[Layout coordinate data]
========================

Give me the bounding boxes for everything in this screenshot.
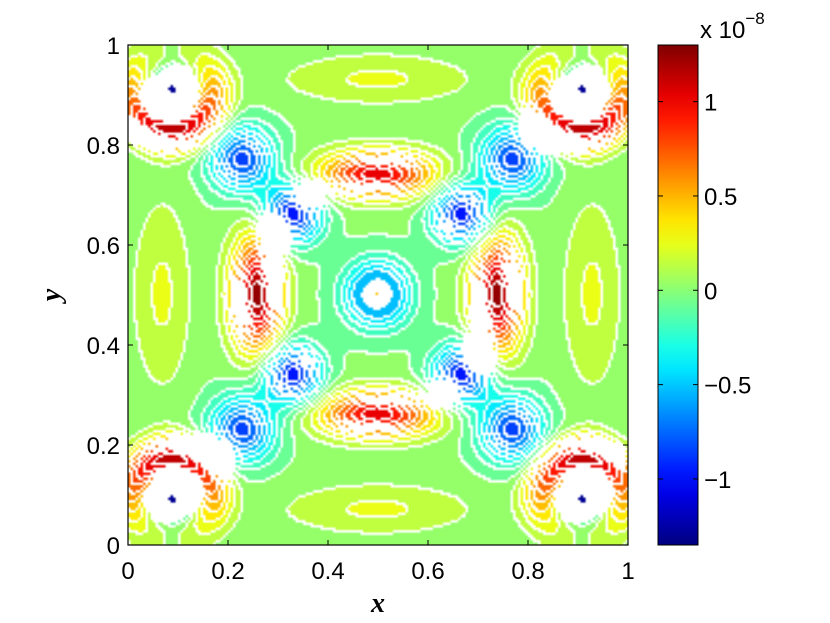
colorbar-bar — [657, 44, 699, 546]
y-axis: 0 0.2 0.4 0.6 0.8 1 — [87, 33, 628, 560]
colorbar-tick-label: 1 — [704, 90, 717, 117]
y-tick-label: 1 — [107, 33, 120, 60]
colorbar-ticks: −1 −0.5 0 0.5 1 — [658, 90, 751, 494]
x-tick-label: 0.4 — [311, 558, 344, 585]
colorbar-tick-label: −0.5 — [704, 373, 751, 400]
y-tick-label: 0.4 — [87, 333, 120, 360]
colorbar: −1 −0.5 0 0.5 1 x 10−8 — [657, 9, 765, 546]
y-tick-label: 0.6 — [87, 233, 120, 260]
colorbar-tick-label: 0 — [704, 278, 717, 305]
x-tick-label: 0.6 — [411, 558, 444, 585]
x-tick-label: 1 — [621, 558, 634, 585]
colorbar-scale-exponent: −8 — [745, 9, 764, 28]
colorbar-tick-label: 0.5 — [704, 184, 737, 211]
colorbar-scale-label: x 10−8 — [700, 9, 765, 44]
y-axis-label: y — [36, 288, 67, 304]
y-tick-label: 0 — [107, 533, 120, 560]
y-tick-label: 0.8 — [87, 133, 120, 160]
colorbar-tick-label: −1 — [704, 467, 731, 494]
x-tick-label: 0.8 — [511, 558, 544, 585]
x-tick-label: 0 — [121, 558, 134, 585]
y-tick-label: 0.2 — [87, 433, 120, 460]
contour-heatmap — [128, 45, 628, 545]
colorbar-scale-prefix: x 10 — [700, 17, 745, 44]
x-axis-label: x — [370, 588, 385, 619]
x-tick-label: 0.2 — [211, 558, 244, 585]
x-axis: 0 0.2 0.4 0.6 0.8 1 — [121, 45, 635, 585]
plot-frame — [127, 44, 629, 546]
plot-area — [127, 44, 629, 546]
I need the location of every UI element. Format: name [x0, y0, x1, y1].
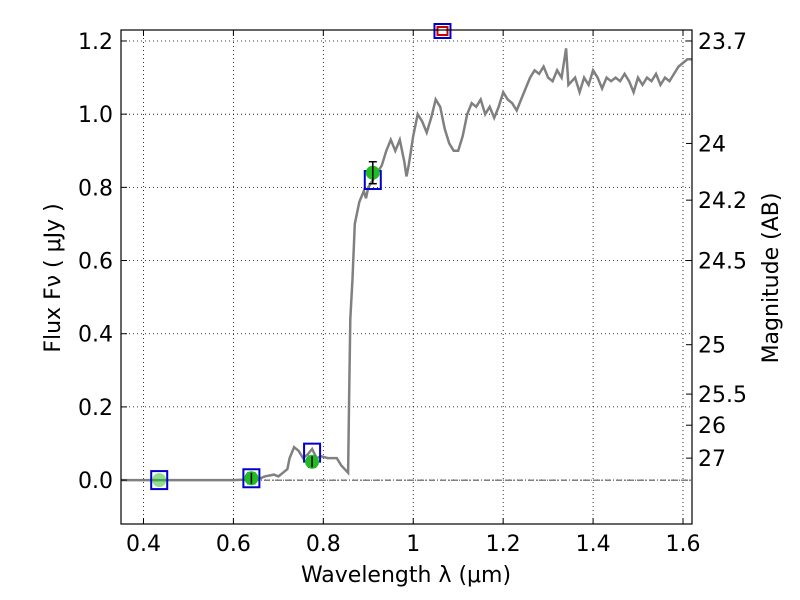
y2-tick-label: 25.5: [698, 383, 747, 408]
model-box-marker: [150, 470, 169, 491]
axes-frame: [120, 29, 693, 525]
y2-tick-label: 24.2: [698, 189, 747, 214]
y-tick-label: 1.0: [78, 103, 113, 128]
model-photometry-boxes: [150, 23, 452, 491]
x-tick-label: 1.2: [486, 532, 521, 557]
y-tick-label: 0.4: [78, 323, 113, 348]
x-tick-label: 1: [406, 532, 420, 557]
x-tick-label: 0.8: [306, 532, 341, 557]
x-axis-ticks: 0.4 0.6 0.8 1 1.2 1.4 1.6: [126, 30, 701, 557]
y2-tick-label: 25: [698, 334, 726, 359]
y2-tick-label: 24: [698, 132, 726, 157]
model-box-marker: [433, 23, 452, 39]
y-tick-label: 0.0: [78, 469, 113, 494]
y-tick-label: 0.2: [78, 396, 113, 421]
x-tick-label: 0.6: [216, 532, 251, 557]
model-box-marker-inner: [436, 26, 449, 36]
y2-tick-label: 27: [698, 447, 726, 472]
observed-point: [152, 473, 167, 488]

========================

_To do:_
Return every line of the records above unchanged, omitting the pictures.

_Response below:_
Give me the bounding boxes for everything in this screenshot.
colorbar-bar — [657, 44, 699, 546]
y-axis: 0 0.2 0.4 0.6 0.8 1 — [87, 33, 628, 560]
colorbar-tick-label: 1 — [704, 90, 717, 117]
y-tick-label: 1 — [107, 33, 120, 60]
colorbar-ticks: −1 −0.5 0 0.5 1 — [658, 90, 751, 494]
x-tick-label: 0.4 — [311, 558, 344, 585]
colorbar-tick-label: −0.5 — [704, 373, 751, 400]
y-tick-label: 0.4 — [87, 333, 120, 360]
colorbar: −1 −0.5 0 0.5 1 x 10−8 — [657, 9, 765, 546]
y-tick-label: 0.6 — [87, 233, 120, 260]
colorbar-tick-label: 0 — [704, 278, 717, 305]
x-tick-label: 0.6 — [411, 558, 444, 585]
x-tick-label: 1 — [621, 558, 634, 585]
colorbar-scale-exponent: −8 — [745, 9, 764, 28]
colorbar-tick-label: 0.5 — [704, 184, 737, 211]
colorbar-scale-label: x 10−8 — [700, 9, 765, 44]
y-axis-label: y — [36, 288, 67, 304]
y-tick-label: 0 — [107, 533, 120, 560]
y-tick-label: 0.8 — [87, 133, 120, 160]
colorbar-tick-label: −1 — [704, 467, 731, 494]
x-tick-label: 0.8 — [511, 558, 544, 585]
x-tick-label: 0 — [121, 558, 134, 585]
y-tick-label: 0.2 — [87, 433, 120, 460]
contour-heatmap — [128, 45, 628, 545]
colorbar-scale-prefix: x 10 — [700, 17, 745, 44]
x-axis-label: x — [370, 588, 385, 619]
x-tick-label: 0.2 — [211, 558, 244, 585]
x-axis: 0 0.2 0.4 0.6 0.8 1 — [121, 45, 635, 585]
plot-frame — [127, 44, 629, 546]
plot-area — [127, 44, 629, 546]
I need the location of every UI element. Format: name [x0, y0, x1, y1].
y2-tick-label: 25.5: [698, 383, 747, 408]
model-box-marker: [150, 470, 169, 491]
axes-frame: [120, 29, 693, 525]
y2-tick-label: 24.2: [698, 189, 747, 214]
y-tick-label: 1.0: [78, 103, 113, 128]
model-photometry-boxes: [150, 23, 452, 491]
x-tick-label: 1.2: [486, 532, 521, 557]
y-tick-label: 0.4: [78, 323, 113, 348]
x-tick-label: 1: [406, 532, 420, 557]
x-tick-label: 0.8: [306, 532, 341, 557]
x-axis-ticks: 0.4 0.6 0.8 1 1.2 1.4 1.6: [126, 30, 701, 557]
y2-tick-label: 25: [698, 334, 726, 359]
y2-tick-label: 24: [698, 132, 726, 157]
model-box-marker: [433, 23, 452, 39]
y-tick-label: 0.0: [78, 469, 113, 494]
y-tick-label: 0.2: [78, 396, 113, 421]
x-tick-label: 0.6: [216, 532, 251, 557]
model-box-marker-inner: [436, 26, 449, 36]
y2-tick-label: 27: [698, 447, 726, 472]
observed-point: [152, 473, 167, 488]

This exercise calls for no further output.